* [What you need to do] From the entries provided below, copy each line that contains the word "Party".

* [Stored records]
※
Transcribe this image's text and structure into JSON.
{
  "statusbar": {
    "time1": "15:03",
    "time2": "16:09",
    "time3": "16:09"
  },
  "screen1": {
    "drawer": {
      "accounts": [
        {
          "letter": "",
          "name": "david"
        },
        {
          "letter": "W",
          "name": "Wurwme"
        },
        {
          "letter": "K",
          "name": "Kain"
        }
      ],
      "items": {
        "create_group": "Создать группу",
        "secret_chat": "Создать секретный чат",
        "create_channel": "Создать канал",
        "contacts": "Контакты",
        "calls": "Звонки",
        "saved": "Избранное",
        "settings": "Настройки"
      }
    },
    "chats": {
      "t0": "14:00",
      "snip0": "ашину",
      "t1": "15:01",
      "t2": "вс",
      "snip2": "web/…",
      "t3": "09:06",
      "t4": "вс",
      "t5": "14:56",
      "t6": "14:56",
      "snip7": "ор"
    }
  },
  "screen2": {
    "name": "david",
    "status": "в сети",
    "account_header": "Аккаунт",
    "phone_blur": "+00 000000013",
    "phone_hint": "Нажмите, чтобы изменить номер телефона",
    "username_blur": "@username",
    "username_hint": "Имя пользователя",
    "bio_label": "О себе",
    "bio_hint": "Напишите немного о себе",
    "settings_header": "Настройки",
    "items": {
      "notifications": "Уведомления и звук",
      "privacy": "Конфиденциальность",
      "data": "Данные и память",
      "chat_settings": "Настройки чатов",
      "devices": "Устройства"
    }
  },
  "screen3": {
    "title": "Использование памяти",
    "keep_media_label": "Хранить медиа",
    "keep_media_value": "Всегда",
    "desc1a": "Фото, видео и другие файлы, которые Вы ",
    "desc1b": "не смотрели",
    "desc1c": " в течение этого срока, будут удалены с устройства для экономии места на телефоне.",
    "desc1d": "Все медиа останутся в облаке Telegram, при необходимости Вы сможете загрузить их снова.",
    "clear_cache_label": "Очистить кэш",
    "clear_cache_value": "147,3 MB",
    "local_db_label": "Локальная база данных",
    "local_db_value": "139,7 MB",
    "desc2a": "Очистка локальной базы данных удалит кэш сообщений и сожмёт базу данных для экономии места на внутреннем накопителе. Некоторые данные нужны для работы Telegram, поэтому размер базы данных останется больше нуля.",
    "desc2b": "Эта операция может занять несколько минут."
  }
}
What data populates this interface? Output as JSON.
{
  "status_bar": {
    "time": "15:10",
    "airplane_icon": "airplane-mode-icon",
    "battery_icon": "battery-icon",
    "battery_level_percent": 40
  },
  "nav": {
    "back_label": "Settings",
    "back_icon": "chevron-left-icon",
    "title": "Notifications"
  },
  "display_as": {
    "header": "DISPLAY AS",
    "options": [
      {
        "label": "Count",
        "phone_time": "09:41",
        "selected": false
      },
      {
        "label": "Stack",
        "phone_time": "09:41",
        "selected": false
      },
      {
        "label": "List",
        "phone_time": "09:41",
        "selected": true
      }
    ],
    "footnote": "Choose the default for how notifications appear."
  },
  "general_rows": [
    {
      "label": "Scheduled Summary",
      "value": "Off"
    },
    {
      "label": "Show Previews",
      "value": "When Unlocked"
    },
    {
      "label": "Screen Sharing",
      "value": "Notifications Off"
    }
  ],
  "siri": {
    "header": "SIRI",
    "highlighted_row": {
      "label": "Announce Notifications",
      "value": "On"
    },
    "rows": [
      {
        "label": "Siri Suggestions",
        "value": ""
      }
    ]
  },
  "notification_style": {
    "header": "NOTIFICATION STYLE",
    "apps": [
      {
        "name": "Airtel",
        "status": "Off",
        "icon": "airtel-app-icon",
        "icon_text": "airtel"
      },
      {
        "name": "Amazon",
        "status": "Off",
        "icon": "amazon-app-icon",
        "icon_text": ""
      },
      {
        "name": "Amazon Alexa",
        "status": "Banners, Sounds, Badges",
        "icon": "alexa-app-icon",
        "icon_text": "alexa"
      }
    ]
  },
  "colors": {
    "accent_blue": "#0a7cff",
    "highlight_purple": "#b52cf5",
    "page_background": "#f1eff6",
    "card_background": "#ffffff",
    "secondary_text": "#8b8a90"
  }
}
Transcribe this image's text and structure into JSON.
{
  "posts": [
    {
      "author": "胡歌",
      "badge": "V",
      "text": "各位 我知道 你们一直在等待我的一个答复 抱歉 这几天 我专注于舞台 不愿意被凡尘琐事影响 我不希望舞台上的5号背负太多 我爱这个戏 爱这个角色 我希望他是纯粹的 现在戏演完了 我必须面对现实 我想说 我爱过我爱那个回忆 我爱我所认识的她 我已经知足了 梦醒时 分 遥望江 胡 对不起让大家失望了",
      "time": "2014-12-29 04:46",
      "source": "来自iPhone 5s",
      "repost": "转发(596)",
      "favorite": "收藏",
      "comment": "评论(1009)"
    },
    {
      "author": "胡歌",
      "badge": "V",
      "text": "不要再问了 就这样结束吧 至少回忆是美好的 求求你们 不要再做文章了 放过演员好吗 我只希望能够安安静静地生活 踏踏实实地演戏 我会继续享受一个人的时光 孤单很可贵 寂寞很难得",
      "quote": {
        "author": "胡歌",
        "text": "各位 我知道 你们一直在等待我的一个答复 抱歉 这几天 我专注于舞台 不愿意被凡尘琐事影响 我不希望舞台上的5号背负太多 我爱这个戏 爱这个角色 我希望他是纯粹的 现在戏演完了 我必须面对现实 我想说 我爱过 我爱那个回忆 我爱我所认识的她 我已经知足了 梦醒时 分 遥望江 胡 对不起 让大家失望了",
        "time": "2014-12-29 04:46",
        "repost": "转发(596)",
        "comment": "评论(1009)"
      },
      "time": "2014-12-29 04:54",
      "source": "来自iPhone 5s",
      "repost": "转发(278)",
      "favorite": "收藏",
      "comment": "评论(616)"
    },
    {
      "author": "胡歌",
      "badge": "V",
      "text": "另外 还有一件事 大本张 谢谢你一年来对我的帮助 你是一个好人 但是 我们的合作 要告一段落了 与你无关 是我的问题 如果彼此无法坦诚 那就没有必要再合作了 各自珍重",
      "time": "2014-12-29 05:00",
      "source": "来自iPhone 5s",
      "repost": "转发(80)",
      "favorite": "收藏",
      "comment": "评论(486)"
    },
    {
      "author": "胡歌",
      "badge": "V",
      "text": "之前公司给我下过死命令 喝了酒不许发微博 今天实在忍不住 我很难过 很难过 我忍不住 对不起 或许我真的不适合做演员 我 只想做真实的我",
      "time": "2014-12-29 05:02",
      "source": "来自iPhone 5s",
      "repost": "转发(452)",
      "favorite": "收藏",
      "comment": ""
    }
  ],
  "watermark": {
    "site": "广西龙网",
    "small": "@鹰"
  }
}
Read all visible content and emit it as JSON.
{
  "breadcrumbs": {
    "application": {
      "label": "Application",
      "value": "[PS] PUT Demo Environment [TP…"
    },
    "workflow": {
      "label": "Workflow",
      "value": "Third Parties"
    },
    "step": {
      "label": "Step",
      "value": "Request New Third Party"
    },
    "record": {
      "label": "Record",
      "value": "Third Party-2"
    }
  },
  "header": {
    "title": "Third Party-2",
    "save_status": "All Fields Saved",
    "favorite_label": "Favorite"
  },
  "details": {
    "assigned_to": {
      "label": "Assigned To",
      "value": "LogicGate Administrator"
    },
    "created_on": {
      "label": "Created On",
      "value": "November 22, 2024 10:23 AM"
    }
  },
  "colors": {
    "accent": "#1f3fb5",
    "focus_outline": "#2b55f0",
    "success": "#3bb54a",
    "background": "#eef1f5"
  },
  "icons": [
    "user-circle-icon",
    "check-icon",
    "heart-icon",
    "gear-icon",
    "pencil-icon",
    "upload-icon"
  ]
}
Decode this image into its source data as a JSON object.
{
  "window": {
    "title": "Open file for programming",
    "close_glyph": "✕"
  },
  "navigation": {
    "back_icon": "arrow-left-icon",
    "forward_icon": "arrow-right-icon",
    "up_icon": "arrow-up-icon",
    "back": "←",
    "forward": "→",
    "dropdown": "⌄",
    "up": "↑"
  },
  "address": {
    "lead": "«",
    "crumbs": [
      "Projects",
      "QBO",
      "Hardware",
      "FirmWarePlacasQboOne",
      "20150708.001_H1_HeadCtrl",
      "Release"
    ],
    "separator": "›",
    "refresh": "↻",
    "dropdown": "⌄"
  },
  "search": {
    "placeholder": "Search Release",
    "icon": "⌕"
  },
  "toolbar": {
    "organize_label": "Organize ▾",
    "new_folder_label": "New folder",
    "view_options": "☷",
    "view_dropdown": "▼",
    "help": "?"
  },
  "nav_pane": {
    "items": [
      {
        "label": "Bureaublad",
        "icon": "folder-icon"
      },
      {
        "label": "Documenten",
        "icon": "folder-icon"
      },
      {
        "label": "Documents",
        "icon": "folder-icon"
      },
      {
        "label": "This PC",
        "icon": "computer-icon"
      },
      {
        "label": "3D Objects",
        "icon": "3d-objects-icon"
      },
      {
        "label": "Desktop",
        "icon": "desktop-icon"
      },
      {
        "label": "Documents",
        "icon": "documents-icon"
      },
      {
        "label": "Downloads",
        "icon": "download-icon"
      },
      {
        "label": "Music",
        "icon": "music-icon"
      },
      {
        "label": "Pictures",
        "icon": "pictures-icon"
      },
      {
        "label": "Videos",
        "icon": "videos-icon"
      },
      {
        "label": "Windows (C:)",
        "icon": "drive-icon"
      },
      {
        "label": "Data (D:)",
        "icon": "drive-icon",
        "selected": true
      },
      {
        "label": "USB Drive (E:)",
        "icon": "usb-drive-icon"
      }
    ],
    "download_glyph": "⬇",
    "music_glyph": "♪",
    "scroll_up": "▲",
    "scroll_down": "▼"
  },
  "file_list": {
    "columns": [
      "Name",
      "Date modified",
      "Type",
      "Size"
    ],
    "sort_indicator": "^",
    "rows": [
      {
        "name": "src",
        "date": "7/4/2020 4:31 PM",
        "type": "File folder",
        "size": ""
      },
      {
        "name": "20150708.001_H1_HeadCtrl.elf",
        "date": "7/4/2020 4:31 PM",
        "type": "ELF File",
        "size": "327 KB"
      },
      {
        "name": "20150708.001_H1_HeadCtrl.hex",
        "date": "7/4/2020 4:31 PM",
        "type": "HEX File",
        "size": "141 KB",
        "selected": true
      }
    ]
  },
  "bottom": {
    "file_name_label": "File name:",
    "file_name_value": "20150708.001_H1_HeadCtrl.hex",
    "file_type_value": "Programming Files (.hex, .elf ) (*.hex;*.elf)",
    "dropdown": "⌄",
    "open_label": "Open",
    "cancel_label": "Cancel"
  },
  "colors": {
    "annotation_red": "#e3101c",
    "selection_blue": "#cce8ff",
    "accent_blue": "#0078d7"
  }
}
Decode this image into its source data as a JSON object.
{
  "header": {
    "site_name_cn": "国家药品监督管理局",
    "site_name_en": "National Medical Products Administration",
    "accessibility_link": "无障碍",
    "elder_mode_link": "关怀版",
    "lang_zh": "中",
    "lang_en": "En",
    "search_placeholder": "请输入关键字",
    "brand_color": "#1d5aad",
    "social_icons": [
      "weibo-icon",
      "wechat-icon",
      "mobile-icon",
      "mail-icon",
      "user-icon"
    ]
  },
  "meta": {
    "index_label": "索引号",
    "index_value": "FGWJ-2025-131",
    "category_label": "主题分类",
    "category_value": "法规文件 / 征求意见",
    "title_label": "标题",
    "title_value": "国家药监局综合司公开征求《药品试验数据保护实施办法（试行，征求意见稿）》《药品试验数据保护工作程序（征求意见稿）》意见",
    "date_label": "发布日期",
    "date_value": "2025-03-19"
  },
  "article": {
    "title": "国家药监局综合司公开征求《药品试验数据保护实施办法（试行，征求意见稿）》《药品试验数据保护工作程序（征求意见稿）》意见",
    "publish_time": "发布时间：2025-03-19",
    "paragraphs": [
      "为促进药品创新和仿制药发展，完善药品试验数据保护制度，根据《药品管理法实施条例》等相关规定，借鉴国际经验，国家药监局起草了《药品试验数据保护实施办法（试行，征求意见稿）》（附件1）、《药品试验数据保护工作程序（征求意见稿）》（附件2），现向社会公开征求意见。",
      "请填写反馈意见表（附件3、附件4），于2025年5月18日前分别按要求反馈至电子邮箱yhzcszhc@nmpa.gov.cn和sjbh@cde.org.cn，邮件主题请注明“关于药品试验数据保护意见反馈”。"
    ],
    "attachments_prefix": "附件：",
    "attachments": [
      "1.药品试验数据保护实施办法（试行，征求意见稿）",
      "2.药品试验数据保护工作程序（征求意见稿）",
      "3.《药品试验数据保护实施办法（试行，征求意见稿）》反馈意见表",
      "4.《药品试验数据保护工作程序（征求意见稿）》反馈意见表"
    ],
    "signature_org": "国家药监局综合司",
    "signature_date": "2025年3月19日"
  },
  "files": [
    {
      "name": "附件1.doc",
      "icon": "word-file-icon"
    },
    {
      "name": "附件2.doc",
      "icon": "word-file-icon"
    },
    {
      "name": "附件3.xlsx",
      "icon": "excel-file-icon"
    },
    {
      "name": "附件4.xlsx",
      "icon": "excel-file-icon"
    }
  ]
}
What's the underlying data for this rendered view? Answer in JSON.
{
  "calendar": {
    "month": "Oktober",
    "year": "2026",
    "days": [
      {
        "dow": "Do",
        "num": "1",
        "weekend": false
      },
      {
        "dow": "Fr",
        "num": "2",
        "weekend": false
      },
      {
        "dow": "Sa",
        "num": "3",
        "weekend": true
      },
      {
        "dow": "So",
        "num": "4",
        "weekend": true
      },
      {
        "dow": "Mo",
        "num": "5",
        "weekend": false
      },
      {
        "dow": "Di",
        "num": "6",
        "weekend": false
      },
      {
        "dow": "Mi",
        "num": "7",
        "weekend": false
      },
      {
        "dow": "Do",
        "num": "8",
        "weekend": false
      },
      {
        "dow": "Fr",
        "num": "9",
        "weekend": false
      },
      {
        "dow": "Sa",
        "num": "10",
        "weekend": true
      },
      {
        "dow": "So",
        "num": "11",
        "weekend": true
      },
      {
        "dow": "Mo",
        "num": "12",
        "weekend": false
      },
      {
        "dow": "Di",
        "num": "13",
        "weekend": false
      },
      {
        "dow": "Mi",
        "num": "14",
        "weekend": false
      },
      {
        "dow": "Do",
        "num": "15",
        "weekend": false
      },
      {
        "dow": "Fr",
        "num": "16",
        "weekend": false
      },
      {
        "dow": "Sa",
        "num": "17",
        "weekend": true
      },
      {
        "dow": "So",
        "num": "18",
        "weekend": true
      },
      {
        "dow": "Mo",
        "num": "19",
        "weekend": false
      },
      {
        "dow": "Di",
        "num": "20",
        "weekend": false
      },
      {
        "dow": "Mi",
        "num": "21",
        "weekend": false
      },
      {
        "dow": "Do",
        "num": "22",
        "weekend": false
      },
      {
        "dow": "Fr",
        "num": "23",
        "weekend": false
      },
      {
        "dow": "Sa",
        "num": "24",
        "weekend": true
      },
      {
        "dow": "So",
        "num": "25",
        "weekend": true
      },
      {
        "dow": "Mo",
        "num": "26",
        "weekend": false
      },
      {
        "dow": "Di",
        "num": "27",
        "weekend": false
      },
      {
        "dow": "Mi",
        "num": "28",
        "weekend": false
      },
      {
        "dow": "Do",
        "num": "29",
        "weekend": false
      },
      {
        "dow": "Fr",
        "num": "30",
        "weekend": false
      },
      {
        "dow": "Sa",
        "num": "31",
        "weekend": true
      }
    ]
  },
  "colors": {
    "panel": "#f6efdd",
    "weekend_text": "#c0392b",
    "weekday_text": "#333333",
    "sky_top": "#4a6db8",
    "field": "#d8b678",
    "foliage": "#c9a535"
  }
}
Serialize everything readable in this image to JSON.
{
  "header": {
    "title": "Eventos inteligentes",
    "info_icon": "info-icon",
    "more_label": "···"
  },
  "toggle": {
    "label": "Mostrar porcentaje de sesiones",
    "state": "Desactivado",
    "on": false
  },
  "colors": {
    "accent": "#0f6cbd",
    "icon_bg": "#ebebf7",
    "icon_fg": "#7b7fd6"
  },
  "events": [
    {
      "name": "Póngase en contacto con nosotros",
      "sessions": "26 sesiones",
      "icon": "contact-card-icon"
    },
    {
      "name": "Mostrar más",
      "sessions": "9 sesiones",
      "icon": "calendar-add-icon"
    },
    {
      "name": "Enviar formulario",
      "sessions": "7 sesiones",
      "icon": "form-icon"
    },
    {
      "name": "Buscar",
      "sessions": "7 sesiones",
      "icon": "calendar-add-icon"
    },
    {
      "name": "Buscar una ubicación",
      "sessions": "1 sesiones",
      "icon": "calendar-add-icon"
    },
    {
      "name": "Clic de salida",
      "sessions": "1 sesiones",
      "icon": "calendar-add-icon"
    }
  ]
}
※
* [Result]
      "value": "Request New Third Party"
      "value": "Third Party-2"
    "title": "Third Party-2",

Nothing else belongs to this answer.